REQUIRED WORK: Determine how many lines carry the word "rank". Output that number only.

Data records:
———
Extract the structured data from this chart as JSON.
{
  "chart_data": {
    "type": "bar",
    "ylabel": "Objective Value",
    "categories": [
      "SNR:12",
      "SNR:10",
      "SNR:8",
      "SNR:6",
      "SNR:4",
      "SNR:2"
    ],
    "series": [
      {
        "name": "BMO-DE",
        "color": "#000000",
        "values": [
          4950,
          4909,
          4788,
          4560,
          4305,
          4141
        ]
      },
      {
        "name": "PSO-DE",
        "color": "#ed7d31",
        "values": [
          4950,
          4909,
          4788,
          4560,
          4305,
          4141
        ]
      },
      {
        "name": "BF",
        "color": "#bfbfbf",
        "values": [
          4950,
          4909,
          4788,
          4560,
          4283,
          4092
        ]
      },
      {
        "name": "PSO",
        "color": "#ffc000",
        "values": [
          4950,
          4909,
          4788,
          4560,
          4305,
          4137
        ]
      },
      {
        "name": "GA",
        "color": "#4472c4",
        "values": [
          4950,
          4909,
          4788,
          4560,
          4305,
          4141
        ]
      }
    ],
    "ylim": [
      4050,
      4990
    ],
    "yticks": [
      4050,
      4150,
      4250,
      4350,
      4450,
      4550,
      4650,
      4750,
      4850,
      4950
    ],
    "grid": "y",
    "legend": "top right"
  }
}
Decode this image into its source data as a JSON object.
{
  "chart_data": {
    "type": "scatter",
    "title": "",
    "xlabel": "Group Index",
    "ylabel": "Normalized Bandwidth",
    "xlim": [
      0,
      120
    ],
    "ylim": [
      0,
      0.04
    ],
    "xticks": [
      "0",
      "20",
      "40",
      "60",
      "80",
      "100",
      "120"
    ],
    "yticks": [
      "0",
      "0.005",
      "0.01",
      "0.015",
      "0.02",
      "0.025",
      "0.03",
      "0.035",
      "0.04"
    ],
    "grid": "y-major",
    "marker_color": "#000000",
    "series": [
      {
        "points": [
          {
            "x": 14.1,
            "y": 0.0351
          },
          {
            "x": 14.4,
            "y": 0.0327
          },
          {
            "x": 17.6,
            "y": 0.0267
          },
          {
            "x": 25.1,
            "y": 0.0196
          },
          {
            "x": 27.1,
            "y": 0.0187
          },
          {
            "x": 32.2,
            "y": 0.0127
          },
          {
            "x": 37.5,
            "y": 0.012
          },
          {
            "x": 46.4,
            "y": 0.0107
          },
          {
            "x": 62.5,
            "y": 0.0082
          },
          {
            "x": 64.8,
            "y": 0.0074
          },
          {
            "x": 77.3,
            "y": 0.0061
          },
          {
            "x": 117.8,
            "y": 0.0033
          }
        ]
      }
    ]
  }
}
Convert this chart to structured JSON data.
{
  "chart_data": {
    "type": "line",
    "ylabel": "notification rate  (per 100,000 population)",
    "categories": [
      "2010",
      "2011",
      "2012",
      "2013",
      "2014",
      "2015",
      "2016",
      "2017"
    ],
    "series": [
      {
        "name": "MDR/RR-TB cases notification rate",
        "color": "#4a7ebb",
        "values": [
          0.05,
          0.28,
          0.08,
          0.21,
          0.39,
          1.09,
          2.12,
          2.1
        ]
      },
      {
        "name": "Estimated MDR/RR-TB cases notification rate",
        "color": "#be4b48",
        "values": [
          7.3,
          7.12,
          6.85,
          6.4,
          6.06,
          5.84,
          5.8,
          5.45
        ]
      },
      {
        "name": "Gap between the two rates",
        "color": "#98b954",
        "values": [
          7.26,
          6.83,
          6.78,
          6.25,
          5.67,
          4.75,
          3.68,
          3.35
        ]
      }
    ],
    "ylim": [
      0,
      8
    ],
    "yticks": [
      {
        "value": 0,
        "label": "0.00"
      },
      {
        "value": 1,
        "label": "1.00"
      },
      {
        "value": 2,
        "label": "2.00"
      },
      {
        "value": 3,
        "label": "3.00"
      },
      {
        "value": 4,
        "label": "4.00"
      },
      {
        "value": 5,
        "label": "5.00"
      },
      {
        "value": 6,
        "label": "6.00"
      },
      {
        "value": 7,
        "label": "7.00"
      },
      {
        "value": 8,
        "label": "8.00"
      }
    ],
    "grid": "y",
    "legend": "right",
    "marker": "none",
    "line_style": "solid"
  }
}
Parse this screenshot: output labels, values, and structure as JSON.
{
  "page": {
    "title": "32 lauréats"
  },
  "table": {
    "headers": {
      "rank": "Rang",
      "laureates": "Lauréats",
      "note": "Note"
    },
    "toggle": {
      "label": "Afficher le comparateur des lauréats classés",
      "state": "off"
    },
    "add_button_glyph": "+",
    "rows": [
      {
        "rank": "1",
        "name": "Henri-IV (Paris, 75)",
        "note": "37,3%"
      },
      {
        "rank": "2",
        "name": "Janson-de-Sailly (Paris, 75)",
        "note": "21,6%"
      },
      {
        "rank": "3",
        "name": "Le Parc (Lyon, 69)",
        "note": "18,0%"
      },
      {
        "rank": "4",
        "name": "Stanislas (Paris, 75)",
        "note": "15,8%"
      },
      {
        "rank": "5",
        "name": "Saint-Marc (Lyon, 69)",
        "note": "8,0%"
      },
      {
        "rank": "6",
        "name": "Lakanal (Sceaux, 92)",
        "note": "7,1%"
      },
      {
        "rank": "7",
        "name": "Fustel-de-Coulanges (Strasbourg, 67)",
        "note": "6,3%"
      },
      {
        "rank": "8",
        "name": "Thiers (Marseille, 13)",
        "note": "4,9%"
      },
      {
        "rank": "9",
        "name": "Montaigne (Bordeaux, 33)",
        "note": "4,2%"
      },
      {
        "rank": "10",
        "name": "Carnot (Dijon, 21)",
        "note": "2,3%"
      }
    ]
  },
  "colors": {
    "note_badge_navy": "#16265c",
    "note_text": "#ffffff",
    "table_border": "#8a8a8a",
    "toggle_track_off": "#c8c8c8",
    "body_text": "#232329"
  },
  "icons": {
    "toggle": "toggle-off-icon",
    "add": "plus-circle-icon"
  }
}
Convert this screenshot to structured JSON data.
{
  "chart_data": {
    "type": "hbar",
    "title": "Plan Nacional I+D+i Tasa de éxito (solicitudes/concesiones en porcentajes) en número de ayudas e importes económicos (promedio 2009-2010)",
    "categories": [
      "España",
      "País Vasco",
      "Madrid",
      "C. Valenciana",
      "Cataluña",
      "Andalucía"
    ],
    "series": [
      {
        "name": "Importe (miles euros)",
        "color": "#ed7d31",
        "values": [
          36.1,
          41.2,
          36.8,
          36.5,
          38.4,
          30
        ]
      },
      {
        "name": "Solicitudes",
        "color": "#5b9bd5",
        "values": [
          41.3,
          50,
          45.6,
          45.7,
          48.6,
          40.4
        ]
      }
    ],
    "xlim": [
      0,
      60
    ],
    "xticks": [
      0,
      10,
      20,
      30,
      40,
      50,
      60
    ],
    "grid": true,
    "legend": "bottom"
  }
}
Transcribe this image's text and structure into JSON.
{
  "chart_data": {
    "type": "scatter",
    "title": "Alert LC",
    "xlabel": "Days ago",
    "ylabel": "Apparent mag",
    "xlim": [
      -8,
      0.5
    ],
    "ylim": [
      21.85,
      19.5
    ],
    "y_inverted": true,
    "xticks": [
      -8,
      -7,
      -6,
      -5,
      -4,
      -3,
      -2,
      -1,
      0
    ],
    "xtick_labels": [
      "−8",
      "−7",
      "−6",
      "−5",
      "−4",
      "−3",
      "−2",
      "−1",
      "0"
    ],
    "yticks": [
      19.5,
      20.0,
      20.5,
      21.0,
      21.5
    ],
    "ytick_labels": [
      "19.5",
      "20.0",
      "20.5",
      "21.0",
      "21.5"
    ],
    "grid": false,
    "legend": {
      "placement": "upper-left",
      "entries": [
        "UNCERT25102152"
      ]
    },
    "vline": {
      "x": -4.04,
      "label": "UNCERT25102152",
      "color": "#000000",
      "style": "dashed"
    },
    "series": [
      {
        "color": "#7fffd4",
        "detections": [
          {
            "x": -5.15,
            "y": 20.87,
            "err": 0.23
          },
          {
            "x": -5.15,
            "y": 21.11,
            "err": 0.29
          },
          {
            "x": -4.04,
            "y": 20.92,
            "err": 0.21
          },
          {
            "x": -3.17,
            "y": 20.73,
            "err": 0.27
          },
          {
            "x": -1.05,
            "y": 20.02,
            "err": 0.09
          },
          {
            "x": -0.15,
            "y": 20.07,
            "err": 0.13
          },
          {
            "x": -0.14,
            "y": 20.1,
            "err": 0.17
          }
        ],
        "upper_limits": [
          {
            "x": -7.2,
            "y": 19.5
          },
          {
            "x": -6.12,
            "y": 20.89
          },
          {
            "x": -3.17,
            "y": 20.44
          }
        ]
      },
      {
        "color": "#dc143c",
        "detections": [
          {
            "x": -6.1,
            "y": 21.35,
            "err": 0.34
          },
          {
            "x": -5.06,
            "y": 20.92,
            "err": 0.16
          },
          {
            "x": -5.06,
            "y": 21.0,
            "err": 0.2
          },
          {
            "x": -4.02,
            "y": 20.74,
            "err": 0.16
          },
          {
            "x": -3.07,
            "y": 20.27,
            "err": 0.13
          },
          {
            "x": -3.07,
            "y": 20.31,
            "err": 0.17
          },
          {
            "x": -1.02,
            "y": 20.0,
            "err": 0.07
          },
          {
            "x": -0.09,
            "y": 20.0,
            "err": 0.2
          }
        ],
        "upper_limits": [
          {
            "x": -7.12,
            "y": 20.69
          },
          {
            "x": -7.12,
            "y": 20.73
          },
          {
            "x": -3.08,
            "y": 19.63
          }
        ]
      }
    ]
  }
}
———
RESPONSE: 11